Stated exercise: Select the lines below containing the word "JSON".

(Dataset rows about figures)
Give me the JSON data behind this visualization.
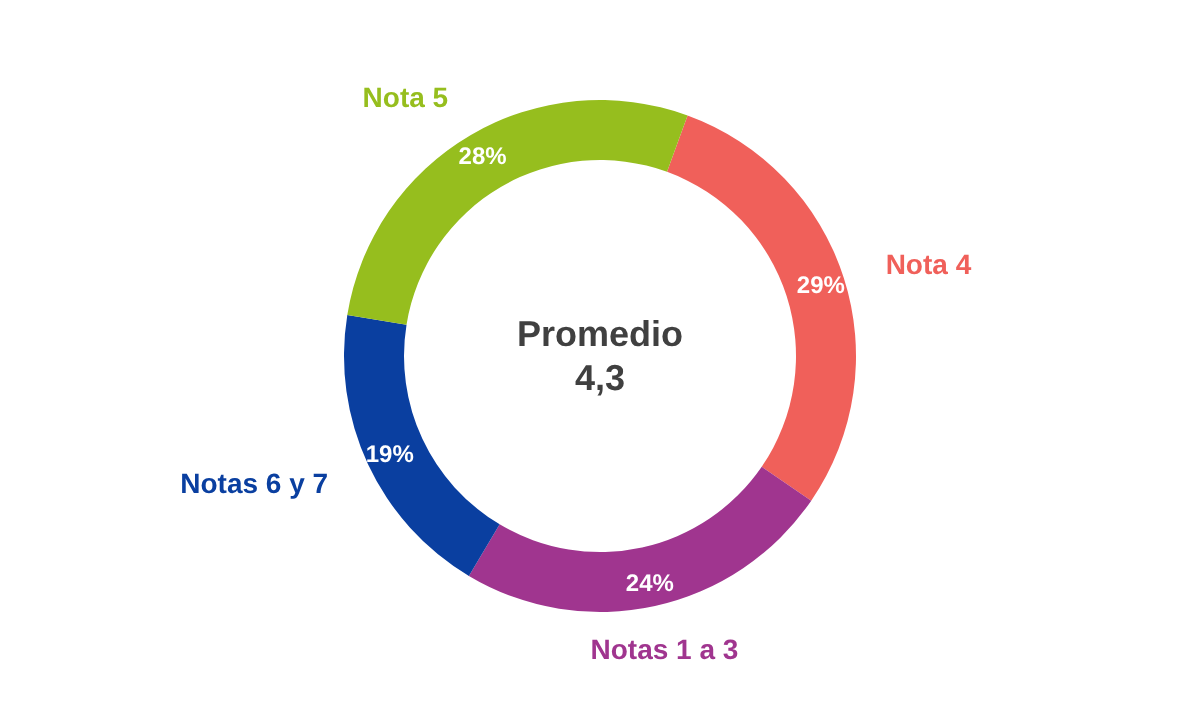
{
  "chart_data": {
    "type": "donut",
    "categories": [
      "Nota 4",
      "Notas 1 a 3",
      "Notas 6 y 7",
      "Nota 5"
    ],
    "values": [
      29,
      24,
      19,
      28
    ],
    "colors": [
      "#f0605a",
      "#a0358f",
      "#0a3fa0",
      "#96be1e"
    ],
    "value_labels": [
      "29%",
      "24%",
      "19%",
      "28%"
    ],
    "annotations": [
      "Promedio",
      "4,3"
    ],
    "legend": false
  }
}
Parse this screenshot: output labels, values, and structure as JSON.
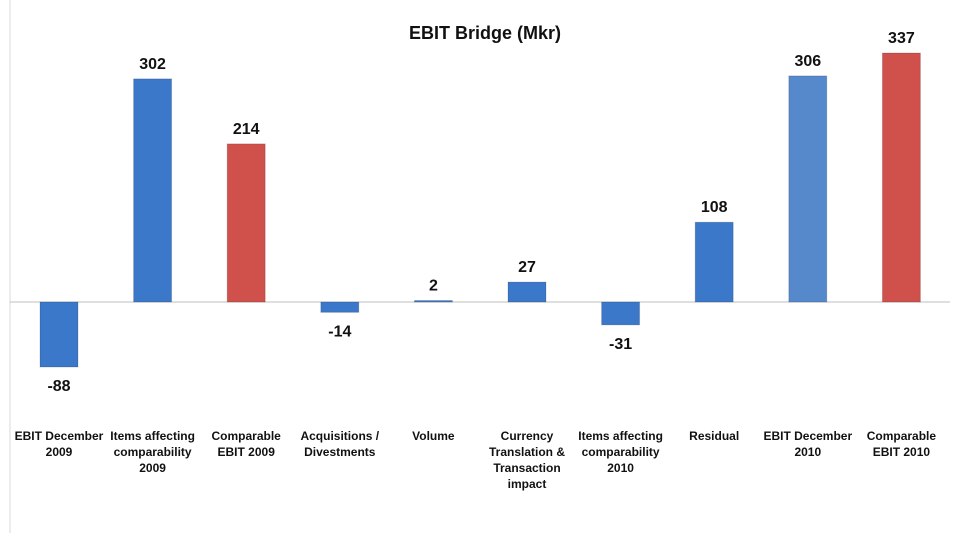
{
  "chart_data": {
    "type": "bar",
    "title": "EBIT Bridge (Mkr)",
    "categories": [
      "EBIT December 2009",
      "Items affecting comparability 2009",
      "Comparable EBIT 2009",
      "Acquisitions / Divestments",
      "Volume",
      "Currency Translation & Transaction impact",
      "Items affecting comparability 2010",
      "Residual",
      "EBIT December 2010",
      "Comparable EBIT 2010"
    ],
    "values": [
      -88,
      302,
      214,
      -14,
      2,
      27,
      -31,
      108,
      306,
      337
    ],
    "colors": [
      "#3b78c9",
      "#3b78c9",
      "#d0504c",
      "#3b78c9",
      "#3b78c9",
      "#3b78c9",
      "#3b78c9",
      "#3b78c9",
      "#5688cc",
      "#d0504c"
    ]
  }
}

Result:
Give me the JSON data behind this visualization.
Parse this screenshot: output labels, values, and structure as JSON.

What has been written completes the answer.